§ **GOAL**:
Count the lines in the data below where the string "name" occurs, please, and give the number alone.

---- INPUT MATERIAL

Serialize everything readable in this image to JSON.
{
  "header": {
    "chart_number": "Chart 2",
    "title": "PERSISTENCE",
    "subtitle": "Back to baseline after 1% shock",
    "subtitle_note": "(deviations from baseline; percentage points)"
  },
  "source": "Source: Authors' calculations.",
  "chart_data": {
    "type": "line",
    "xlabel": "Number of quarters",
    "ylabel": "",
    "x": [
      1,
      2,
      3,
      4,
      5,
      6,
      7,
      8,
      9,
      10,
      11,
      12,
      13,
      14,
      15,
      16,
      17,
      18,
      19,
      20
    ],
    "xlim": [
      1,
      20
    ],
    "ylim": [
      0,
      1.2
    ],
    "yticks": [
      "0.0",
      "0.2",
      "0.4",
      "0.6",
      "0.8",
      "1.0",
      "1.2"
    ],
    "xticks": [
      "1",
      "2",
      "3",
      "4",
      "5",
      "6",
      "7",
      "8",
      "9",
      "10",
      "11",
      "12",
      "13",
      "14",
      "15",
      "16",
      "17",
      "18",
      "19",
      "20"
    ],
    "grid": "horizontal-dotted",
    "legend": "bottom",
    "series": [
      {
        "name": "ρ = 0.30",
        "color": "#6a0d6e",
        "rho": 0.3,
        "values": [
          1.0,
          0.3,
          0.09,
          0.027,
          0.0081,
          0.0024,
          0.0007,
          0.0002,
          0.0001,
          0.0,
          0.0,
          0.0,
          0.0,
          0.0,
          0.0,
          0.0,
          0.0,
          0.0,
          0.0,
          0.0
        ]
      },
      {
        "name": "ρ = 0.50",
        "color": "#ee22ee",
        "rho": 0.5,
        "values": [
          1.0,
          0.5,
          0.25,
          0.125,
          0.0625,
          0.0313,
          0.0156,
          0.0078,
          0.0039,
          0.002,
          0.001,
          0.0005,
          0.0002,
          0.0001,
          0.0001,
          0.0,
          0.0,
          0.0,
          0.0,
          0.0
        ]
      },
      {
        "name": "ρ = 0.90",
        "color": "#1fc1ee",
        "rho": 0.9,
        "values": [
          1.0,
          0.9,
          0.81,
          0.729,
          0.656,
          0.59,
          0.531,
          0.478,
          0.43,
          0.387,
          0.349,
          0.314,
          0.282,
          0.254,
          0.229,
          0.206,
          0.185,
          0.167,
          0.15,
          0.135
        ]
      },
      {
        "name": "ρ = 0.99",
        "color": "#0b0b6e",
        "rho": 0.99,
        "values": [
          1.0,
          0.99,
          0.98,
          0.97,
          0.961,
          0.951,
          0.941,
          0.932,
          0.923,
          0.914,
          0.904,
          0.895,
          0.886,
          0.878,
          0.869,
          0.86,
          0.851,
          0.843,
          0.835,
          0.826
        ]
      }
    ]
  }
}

--------

§ **RESULT FOR THIS EXERCISE**:
4